YOUR INSTRUCTIONS: In the listing below, count each line containing "encontram" and answer with the count only.

ENTRIES SUPPLIED:
★ ★ ★ ★ ★ ★ ★

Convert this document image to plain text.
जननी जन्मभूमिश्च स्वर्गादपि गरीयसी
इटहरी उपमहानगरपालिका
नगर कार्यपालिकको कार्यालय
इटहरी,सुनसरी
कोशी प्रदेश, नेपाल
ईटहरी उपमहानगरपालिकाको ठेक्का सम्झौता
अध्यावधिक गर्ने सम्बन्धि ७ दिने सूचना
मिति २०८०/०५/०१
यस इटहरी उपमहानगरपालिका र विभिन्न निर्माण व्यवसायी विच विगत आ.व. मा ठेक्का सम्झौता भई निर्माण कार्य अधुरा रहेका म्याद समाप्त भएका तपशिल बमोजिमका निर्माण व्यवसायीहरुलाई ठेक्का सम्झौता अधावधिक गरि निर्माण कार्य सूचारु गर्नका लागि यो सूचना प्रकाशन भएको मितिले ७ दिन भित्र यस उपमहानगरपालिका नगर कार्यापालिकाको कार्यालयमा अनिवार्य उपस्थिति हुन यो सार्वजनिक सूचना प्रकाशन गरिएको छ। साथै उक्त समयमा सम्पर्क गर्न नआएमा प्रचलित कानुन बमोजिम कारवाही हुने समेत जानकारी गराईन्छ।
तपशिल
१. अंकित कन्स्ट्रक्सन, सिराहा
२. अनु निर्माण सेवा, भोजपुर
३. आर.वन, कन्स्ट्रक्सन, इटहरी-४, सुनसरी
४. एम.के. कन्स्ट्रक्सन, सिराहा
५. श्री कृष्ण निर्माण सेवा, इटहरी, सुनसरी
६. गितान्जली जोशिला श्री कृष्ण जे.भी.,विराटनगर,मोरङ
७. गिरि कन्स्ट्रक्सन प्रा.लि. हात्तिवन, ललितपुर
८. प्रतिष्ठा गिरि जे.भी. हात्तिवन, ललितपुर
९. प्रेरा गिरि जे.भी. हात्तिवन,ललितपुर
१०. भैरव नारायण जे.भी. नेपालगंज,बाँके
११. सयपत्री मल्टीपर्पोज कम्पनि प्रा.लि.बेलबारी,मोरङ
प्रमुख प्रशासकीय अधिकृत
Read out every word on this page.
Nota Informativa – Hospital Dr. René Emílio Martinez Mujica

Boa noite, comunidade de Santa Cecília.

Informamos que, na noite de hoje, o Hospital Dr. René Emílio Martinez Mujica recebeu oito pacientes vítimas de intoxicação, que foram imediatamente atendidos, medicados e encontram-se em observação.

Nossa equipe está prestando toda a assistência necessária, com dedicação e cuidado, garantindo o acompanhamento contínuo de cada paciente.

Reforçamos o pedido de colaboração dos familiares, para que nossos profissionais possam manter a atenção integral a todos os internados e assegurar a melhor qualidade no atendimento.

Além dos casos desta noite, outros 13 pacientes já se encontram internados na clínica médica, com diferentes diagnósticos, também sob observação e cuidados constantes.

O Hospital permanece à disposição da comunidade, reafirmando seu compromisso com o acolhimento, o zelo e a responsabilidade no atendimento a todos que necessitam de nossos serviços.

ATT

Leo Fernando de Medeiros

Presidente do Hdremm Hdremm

★ ★ ★ ★ ★ ★ ★

RESULT OF THIS TASK: 2